> Instructions to follow
Where a line in the listing contains the string "metruongtriet", copy that line out.

> Material provided
▼

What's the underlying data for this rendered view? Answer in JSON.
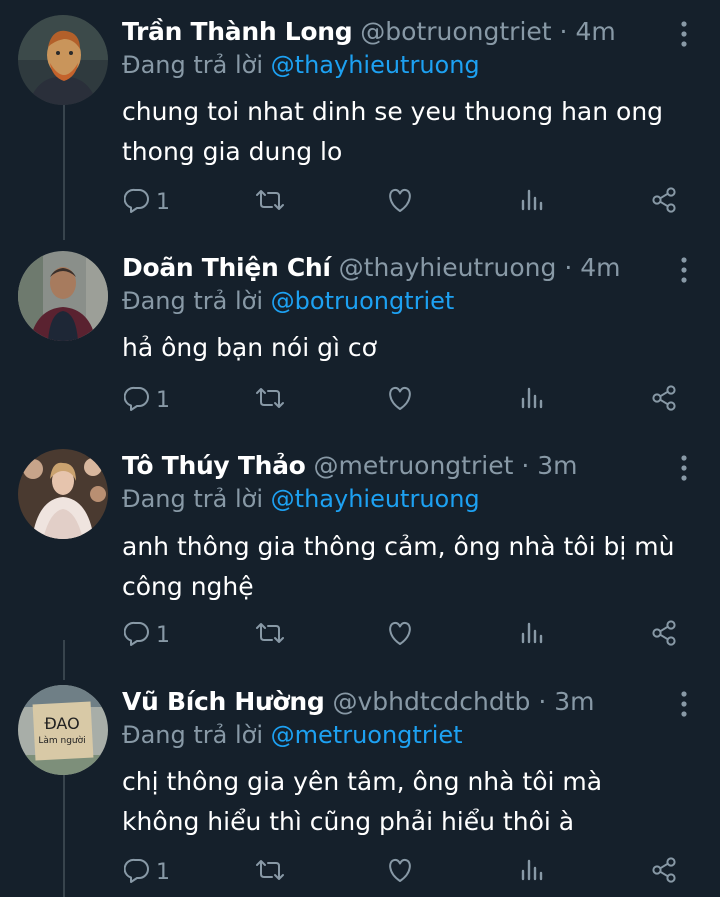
{
  "tweets": [
    {
      "name": "Trần Thành Long",
      "handle": "@botruongtriet",
      "time": "4m",
      "reply_prefix": "Đang trả lời",
      "reply_to": "@thayhieutruong",
      "text": "chung toi nhat dinh se yeu thuong han ong thong gia dung lo",
      "reply_count": "1"
    },
    {
      "name": "Doãn Thiện Chí",
      "handle": "@thayhieutruong",
      "time": "4m",
      "reply_prefix": "Đang trả lời",
      "reply_to": "@botruongtriet",
      "text": "hả ông bạn nói gì cơ",
      "reply_count": "1"
    },
    {
      "name": "Tô Thúy Thảo",
      "handle": "@metruongtriet",
      "time": "3m",
      "reply_prefix": "Đang trả lời",
      "reply_to": "@thayhieutruong",
      "text": "anh thông gia thông cảm, ông nhà tôi bị mù công nghệ",
      "reply_count": "1"
    },
    {
      "name": "Vũ Bích Hường",
      "handle": "@vbhdtcdchdtb",
      "time": "3m",
      "reply_prefix": "Đang trả lời",
      "reply_to": "@metruongtriet",
      "text": "chị thông gia yên tâm, ông nhà tôi mà không hiểu thì cũng phải hiểu thôi à",
      "reply_count": "1"
    }
  ],
  "avatar4_sign": {
    "line1": "ĐAO",
    "line2": "Làm người"
  },
  "separator": "·",
  "colors": {
    "background": "#15202b",
    "muted": "#8899a6",
    "link": "#1da1f2",
    "thread_line": "#38444d"
  },
  "icons": [
    "reply-icon",
    "retweet-icon",
    "like-icon",
    "analytics-icon",
    "share-icon",
    "more-icon"
  ]
}
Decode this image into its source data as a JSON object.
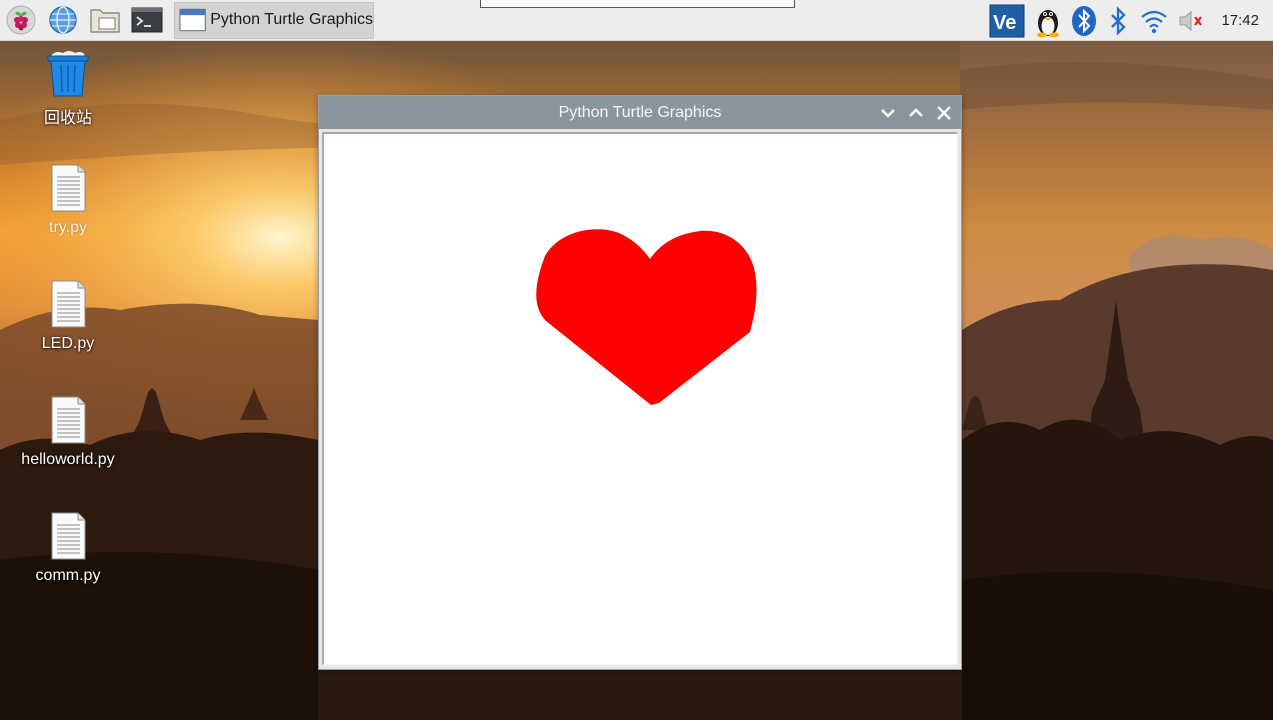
{
  "taskbar": {
    "launchers": [
      {
        "icon": "raspberry-menu-icon"
      },
      {
        "icon": "web-browser-icon"
      },
      {
        "icon": "file-manager-icon"
      },
      {
        "icon": "terminal-icon"
      }
    ],
    "active_task": {
      "icon": "window-app-icon",
      "label": "Python Turtle Graphics"
    },
    "tray": {
      "icons": [
        "vnc-icon",
        "penguin-icon",
        "bluetooth-badge-icon",
        "bluetooth-icon",
        "wifi-icon",
        "volume-muted-icon"
      ],
      "clock": "17:42"
    }
  },
  "desktop": {
    "icons": [
      {
        "label": "回收站",
        "icon": "trash-icon"
      },
      {
        "label": "try.py",
        "icon": "file-icon"
      },
      {
        "label": "LED.py",
        "icon": "file-icon"
      },
      {
        "label": "helloworld.py",
        "icon": "file-icon"
      },
      {
        "label": "comm.py",
        "icon": "file-icon"
      }
    ]
  },
  "window": {
    "title": "Python Turtle Graphics",
    "controls": [
      "minimize-icon",
      "maximize-icon",
      "close-icon"
    ],
    "drawing": {
      "shape": "heart",
      "fill_color": "#ff0000"
    }
  },
  "colors": {
    "titlebar": "#8a969d",
    "taskbar": "#ededed",
    "heart": "#ff0000"
  }
}
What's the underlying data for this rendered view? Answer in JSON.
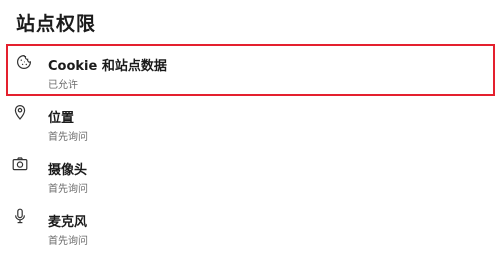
{
  "page": {
    "title": "站点权限"
  },
  "permissions": [
    {
      "icon": "cookie-icon",
      "label": "Cookie 和站点数据",
      "status": "已允许",
      "highlighted": true,
      "highlight_color": "#e4202e"
    },
    {
      "icon": "location-pin-icon",
      "label": "位置",
      "status": "首先询问"
    },
    {
      "icon": "camera-icon",
      "label": "摄像头",
      "status": "首先询问"
    },
    {
      "icon": "microphone-icon",
      "label": "麦克风",
      "status": "首先询问"
    }
  ]
}
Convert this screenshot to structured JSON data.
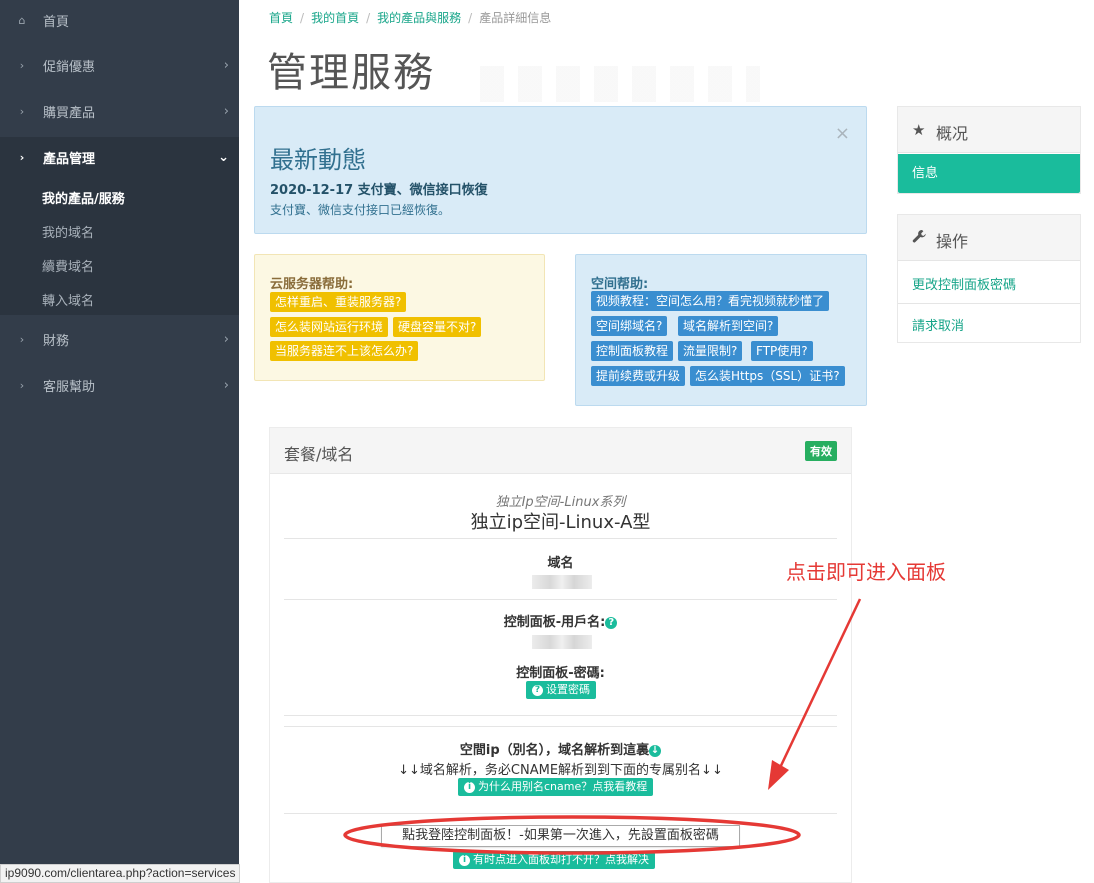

▲

> Exercise answer
      "handle": "@metruongtriet",
      "reply_to": "@metruongtriet",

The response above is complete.